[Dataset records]
------------------------------

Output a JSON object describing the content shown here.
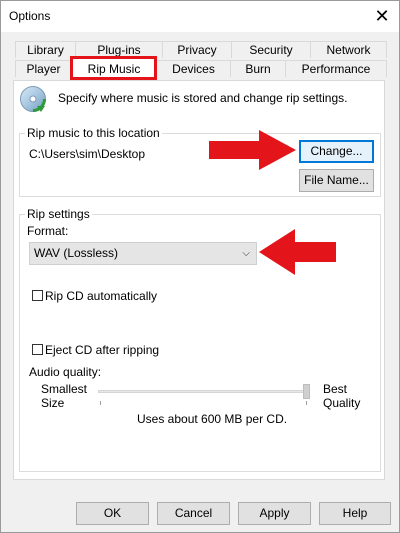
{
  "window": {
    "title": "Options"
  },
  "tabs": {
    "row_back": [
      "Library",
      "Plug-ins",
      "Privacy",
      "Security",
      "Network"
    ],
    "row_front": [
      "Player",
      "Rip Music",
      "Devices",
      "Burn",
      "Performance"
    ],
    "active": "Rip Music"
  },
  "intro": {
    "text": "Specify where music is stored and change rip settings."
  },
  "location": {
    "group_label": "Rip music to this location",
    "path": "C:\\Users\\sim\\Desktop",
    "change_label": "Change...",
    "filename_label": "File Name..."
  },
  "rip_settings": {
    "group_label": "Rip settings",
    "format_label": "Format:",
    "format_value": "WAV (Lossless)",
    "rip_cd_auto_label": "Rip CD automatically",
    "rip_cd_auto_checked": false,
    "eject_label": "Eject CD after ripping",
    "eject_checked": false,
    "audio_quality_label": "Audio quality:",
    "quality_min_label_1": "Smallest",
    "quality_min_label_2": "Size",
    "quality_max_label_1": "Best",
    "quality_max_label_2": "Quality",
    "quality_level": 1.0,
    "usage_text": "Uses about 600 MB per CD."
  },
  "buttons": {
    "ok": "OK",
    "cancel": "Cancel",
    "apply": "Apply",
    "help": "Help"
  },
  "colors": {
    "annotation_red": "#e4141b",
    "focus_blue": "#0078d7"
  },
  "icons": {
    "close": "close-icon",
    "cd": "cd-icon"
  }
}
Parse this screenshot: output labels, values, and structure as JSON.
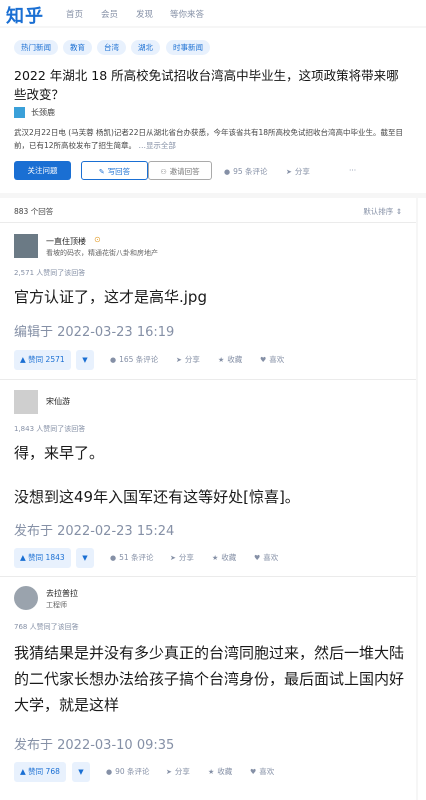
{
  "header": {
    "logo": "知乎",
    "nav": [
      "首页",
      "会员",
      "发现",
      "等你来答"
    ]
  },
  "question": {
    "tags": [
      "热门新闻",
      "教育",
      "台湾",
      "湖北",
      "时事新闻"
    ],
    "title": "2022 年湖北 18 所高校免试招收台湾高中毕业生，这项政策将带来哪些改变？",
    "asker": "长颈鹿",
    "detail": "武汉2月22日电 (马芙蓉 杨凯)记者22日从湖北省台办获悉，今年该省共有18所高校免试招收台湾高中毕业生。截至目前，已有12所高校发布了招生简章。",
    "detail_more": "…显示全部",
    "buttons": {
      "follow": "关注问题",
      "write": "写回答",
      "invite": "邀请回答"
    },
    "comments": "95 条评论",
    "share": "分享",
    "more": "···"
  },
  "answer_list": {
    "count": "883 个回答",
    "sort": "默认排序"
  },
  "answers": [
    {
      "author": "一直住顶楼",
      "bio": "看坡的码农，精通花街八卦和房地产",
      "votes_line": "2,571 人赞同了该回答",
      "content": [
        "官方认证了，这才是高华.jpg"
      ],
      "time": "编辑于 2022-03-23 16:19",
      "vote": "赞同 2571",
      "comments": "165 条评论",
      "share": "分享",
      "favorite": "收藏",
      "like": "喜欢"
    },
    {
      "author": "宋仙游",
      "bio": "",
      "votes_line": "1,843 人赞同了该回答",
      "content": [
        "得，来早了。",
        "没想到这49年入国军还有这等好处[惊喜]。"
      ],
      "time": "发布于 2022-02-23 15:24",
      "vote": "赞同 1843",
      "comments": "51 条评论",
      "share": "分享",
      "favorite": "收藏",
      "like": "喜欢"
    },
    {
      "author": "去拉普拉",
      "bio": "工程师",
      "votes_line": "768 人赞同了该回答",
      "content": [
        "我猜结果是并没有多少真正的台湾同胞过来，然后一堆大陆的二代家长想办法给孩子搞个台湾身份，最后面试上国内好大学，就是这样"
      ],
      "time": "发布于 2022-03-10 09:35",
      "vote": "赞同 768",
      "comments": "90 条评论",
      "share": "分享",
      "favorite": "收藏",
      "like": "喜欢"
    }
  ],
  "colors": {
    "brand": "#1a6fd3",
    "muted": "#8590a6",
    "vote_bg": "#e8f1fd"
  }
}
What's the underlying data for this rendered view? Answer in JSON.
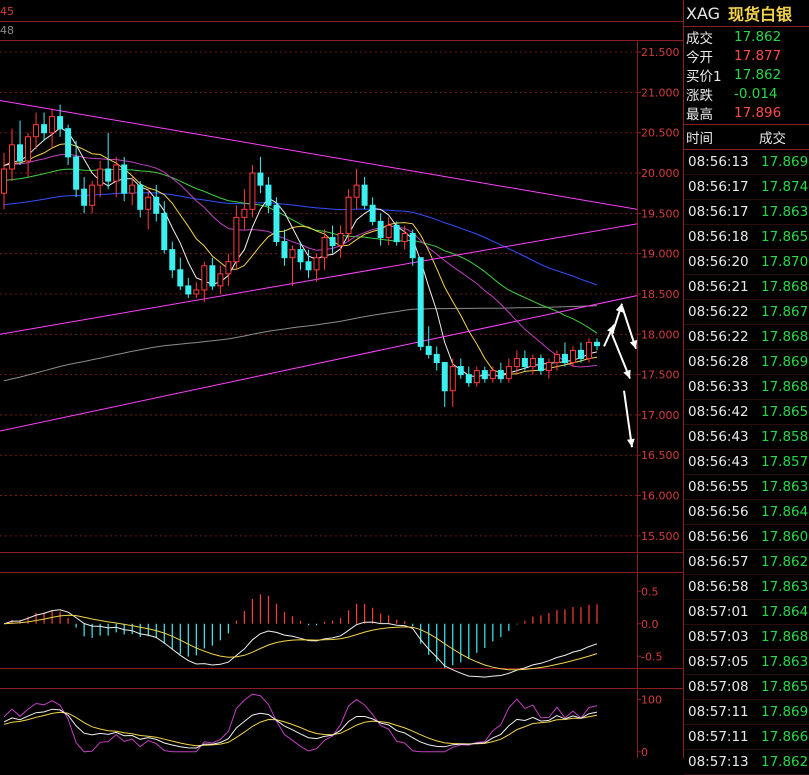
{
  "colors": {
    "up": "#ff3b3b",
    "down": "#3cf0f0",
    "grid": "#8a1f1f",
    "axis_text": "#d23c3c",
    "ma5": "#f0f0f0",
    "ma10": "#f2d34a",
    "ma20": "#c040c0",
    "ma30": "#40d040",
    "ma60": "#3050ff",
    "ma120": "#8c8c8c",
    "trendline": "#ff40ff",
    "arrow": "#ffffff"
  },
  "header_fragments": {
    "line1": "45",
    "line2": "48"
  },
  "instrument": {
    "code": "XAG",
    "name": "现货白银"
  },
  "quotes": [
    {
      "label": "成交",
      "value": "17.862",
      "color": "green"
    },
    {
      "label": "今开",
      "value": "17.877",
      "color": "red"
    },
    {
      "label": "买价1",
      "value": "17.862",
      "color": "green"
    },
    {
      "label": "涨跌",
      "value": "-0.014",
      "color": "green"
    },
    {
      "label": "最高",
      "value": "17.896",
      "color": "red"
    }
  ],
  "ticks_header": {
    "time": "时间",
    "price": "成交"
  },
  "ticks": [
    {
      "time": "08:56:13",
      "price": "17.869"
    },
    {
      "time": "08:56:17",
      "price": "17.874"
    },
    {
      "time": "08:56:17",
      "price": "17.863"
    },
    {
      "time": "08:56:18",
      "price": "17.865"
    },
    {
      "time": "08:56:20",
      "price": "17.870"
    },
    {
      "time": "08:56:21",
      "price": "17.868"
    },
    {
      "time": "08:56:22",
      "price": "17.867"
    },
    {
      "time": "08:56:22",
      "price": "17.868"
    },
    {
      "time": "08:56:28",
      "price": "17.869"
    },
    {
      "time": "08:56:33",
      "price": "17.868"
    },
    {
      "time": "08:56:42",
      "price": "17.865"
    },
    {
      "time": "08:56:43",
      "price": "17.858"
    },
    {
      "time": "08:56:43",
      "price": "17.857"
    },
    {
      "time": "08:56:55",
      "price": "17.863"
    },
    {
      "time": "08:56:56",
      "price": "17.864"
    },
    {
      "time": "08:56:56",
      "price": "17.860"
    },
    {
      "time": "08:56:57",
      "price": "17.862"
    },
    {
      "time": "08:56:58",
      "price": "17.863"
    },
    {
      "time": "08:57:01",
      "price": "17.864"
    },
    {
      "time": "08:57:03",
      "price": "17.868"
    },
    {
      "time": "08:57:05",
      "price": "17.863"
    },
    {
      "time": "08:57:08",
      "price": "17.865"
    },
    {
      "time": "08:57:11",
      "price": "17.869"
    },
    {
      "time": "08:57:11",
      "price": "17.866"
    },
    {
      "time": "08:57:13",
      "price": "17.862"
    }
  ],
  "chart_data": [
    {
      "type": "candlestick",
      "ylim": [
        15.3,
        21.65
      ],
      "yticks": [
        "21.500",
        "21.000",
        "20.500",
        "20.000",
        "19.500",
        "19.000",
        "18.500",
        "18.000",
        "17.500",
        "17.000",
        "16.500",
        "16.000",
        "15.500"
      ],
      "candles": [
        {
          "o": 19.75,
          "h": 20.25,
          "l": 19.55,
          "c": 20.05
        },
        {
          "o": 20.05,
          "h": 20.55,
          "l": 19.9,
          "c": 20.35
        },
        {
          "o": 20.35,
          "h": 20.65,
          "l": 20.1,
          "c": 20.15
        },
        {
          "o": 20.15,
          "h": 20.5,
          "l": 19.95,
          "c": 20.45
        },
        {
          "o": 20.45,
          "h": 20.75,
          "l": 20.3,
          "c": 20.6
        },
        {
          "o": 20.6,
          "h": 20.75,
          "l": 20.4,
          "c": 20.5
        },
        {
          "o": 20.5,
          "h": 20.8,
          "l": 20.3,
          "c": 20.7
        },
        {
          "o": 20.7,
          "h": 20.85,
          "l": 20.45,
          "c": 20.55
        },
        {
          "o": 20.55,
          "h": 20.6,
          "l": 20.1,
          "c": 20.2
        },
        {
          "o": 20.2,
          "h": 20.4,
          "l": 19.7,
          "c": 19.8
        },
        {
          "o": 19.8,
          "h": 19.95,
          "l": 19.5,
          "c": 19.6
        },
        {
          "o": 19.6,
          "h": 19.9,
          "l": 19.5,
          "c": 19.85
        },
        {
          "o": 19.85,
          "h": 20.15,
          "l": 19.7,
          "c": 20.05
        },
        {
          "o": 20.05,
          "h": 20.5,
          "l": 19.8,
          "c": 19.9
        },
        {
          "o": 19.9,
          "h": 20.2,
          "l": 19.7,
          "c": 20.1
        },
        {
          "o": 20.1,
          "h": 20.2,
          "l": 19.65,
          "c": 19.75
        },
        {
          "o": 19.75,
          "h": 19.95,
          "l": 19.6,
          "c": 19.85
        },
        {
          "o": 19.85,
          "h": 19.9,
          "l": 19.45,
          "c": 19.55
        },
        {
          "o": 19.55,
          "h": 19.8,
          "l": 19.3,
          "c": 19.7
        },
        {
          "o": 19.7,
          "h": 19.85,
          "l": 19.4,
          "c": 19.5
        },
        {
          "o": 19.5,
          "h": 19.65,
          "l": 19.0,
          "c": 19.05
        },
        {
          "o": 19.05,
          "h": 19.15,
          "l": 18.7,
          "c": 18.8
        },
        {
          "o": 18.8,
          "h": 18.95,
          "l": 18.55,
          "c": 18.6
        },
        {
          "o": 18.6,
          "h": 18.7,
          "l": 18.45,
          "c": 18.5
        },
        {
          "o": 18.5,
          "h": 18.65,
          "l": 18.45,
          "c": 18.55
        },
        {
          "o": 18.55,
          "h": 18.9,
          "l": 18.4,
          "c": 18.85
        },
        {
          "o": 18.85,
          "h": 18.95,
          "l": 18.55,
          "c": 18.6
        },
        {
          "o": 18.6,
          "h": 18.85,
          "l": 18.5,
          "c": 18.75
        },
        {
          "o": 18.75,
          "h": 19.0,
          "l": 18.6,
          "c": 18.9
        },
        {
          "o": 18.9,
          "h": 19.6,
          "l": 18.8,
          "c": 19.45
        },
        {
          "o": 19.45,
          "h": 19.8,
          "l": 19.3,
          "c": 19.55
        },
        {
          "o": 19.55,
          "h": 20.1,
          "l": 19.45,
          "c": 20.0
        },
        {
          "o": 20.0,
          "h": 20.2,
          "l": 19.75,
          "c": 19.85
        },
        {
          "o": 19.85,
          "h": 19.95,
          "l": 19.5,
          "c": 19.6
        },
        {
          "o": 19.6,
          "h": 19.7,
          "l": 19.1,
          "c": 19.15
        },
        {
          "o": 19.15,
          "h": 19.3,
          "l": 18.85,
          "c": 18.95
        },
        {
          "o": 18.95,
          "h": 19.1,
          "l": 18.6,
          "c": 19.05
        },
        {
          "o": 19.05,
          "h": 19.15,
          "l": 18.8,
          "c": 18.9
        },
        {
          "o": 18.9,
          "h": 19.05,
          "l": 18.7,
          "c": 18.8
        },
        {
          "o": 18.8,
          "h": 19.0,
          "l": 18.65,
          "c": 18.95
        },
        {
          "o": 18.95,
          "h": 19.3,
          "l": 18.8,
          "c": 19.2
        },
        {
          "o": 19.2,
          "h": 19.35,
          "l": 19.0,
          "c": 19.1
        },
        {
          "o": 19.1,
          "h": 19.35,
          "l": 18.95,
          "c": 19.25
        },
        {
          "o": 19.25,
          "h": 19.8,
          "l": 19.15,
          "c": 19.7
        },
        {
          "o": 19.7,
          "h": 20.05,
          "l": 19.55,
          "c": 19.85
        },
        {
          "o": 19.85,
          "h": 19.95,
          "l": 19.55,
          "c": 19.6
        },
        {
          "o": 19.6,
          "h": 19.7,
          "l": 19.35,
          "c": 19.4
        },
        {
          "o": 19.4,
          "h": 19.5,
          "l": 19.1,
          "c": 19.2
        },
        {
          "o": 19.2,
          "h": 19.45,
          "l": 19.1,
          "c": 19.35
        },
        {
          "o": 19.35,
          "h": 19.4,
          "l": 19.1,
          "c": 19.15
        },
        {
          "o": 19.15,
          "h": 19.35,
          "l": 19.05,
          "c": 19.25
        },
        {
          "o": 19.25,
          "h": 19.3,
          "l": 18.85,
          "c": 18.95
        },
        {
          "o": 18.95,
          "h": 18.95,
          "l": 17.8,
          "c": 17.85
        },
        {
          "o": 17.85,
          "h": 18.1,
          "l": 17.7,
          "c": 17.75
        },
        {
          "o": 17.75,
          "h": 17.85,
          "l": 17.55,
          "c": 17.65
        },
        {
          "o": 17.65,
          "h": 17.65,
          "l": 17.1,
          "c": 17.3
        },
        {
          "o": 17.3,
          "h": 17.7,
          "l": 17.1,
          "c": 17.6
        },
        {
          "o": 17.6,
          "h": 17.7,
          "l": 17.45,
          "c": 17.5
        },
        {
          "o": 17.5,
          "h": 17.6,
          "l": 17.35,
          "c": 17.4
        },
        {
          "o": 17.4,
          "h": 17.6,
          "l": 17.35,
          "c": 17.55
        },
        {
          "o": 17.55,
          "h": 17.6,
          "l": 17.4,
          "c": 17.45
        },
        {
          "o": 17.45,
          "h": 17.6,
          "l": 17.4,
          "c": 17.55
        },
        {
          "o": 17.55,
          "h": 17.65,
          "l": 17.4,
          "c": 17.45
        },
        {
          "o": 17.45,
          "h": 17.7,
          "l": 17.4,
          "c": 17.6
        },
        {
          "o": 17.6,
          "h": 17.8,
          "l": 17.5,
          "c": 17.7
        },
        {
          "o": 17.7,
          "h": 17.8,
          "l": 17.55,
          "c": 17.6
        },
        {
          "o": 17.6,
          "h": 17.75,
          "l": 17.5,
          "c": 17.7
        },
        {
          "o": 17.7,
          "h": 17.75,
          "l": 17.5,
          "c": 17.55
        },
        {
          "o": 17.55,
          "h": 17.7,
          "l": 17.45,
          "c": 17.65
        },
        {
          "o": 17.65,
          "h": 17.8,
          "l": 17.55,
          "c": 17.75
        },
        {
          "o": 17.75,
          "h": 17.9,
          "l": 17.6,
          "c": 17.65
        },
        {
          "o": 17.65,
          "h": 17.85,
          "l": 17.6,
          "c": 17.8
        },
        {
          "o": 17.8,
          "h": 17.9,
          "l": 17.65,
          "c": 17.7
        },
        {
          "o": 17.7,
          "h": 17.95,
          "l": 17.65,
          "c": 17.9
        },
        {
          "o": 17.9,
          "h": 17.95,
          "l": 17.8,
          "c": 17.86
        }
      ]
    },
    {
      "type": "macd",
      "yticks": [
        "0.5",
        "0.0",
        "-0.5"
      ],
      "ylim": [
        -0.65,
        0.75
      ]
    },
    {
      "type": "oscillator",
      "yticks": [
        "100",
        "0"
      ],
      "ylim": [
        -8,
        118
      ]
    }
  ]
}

------------------------------

_What is needed:_ Identify every line above that includes the word "this", and show those lines.

_Exercise solution:_
    "group_label": "Rip music to this location",
Parse this screenshot: output labels, values, and structure as JSON.
What's the underlying data for this rendered view? Answer in JSON.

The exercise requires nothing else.